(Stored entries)
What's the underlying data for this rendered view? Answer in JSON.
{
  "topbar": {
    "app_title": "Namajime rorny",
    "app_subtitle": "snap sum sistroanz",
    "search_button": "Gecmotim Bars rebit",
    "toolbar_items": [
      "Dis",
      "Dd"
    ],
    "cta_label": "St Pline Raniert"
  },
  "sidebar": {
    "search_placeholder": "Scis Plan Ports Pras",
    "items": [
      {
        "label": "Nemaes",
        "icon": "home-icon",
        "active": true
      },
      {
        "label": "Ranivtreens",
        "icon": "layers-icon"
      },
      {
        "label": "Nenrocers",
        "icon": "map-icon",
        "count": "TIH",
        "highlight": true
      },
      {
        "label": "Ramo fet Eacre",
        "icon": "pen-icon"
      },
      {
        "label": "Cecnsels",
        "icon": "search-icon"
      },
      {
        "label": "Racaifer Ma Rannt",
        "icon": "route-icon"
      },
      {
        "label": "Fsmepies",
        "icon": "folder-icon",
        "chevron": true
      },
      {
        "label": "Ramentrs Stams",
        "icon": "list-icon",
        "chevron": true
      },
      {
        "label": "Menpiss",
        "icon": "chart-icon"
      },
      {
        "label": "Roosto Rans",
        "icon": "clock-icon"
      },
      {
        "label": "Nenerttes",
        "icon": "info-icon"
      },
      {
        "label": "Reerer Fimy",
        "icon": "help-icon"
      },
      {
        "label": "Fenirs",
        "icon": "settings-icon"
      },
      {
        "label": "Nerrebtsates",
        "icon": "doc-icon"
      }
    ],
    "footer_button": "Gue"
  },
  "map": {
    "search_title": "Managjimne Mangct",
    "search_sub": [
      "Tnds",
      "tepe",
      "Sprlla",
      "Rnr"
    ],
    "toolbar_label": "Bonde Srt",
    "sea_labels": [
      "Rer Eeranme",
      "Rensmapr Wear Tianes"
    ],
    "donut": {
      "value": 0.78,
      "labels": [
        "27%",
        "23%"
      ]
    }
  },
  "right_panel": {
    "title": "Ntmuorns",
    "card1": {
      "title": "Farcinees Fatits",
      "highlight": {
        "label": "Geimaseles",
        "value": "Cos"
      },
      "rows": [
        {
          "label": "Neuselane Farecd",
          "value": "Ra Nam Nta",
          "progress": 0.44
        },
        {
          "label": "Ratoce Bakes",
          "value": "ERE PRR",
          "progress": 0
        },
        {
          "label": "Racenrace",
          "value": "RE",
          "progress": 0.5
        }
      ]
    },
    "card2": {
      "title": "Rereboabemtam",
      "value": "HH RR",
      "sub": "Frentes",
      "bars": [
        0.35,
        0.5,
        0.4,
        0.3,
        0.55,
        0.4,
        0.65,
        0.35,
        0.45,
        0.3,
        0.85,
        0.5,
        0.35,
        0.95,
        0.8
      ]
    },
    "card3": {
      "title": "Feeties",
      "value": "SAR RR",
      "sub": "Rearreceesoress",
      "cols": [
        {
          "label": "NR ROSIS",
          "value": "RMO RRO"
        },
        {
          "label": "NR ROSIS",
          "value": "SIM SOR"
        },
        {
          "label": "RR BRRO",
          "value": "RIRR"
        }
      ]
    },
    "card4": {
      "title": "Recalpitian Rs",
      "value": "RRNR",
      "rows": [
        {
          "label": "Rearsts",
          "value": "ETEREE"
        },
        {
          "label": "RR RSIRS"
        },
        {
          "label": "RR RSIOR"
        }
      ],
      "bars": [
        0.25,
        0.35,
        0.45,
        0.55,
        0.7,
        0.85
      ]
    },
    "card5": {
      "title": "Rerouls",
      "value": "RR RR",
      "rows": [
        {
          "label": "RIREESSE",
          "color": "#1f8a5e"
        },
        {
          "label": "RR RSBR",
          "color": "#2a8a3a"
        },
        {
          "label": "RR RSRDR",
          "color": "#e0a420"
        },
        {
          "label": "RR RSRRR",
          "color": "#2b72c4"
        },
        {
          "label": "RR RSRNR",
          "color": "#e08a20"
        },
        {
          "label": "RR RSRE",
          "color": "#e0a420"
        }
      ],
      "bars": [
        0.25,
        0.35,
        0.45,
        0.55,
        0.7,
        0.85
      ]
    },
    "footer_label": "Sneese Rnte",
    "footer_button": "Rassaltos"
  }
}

◆ PROMPT
Look through the entries above; copy each line where the string "progress" appears.

◆ RESPONSE TO THE EXERCISE
          "progress": 0.44
          "progress": 0
          "progress": 0.5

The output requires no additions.